→ **SHORT PROBLEM**
Starting at the line that holds "Parse this chart and return its data as JSON.", quote every line through the end of the records, both boundary lines included. Omit the pictures.

→ **RECORDS PROVIDED**
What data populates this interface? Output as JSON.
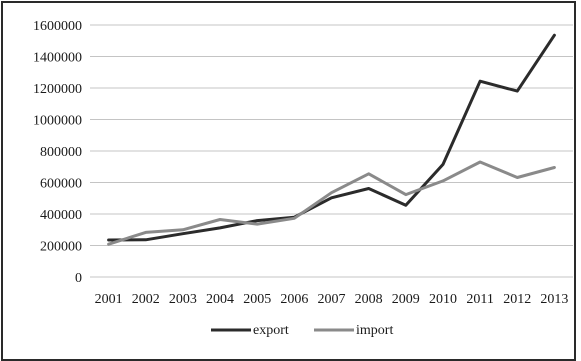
{
  "chart_data": {
    "type": "line",
    "title": "",
    "xlabel": "",
    "ylabel": "",
    "categories": [
      "2001",
      "2002",
      "2003",
      "2004",
      "2005",
      "2006",
      "2007",
      "2008",
      "2009",
      "2010",
      "2011",
      "2012",
      "2013"
    ],
    "ylim": [
      0,
      1600000
    ],
    "yticks": [
      "0",
      "200000",
      "400000",
      "600000",
      "800000",
      "1000000",
      "1200000",
      "1400000",
      "1600000"
    ],
    "grid": "horizontal",
    "legend_position": "bottom",
    "series": [
      {
        "name": "export",
        "color": "#2b2b2b",
        "values": [
          235000,
          236000,
          275000,
          312000,
          358000,
          380000,
          503000,
          562000,
          455000,
          715000,
          1243000,
          1180000,
          1535000
        ]
      },
      {
        "name": "import",
        "color": "#8a8a8a",
        "values": [
          208000,
          283000,
          300000,
          365000,
          336000,
          373000,
          535000,
          655000,
          523000,
          610000,
          730000,
          632000,
          695000
        ]
      }
    ]
  }
}
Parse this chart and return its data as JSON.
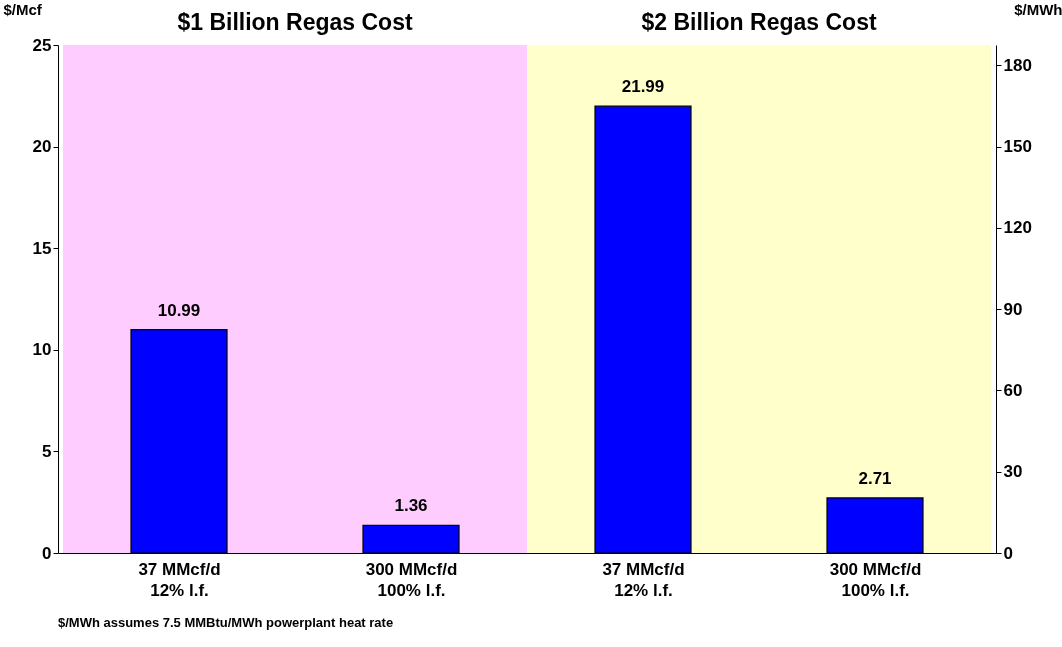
{
  "chart_data": [
    {
      "type": "bar",
      "title": "$1 Billion Regas Cost",
      "categories": [
        "37 MMcf/d\n12% l.f.",
        "300 MMcf/d\n100% l.f."
      ],
      "values": [
        10.99,
        1.36
      ],
      "color": "#0000ff",
      "data_labels": true,
      "ylabel": "$/Mcf",
      "ylim": [
        0,
        25
      ],
      "yticks": [
        0,
        5,
        10,
        15,
        20,
        25
      ],
      "bands": [
        {
          "axis": "x",
          "from": "37 MMcf/d\n12% l.f.",
          "to": "300 MMcf/d\n100% l.f.",
          "color": "#ffccff"
        }
      ],
      "annotations": [
        "$/MWh assumes 7.5 MMBtu/MWh powerplant heat rate"
      ],
      "grid": false
    },
    {
      "type": "bar",
      "title": "$2 Billion Regas Cost",
      "categories": [
        "37 MMcf/d\n12% l.f.",
        "300 MMcf/d\n100% l.f."
      ],
      "values": [
        21.99,
        2.71
      ],
      "color": "#0000ff",
      "data_labels": true,
      "y2label": "$/MWh",
      "ylim": [
        0,
        25
      ],
      "y2lim": [
        0,
        187.5
      ],
      "y2ticks": [
        0,
        30,
        60,
        90,
        120,
        150,
        180
      ],
      "bands": [
        {
          "axis": "x",
          "from": "37 MMcf/d\n12% l.f.",
          "to": "300 MMcf/d\n100% l.f.",
          "color": "#ffffcc"
        }
      ],
      "grid": false
    }
  ]
}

→ **WRITTEN SOLUTION**
Parse this chart and return its data as JSON.
{
  "chart_data": [
    {
      "type": "bar",
      "title": "$1 Billion Regas Cost",
      "categories": [
        "37 MMcf/d\n12% l.f.",
        "300 MMcf/d\n100% l.f."
      ],
      "values": [
        10.99,
        1.36
      ],
      "color": "#0000ff",
      "data_labels": true,
      "ylabel": "$/Mcf",
      "ylim": [
        0,
        25
      ],
      "yticks": [
        0,
        5,
        10,
        15,
        20,
        25
      ],
      "bands": [
        {
          "axis": "x",
          "from": "37 MMcf/d\n12% l.f.",
          "to": "300 MMcf/d\n100% l.f.",
          "color": "#ffccff"
        }
      ],
      "annotations": [
        "$/MWh assumes 7.5 MMBtu/MWh powerplant heat rate"
      ],
      "grid": false
    },
    {
      "type": "bar",
      "title": "$2 Billion Regas Cost",
      "categories": [
        "37 MMcf/d\n12% l.f.",
        "300 MMcf/d\n100% l.f."
      ],
      "values": [
        21.99,
        2.71
      ],
      "color": "#0000ff",
      "data_labels": true,
      "y2label": "$/MWh",
      "ylim": [
        0,
        25
      ],
      "y2lim": [
        0,
        187.5
      ],
      "y2ticks": [
        0,
        30,
        60,
        90,
        120,
        150,
        180
      ],
      "bands": [
        {
          "axis": "x",
          "from": "37 MMcf/d\n12% l.f.",
          "to": "300 MMcf/d\n100% l.f.",
          "color": "#ffffcc"
        }
      ],
      "grid": false
    }
  ]
}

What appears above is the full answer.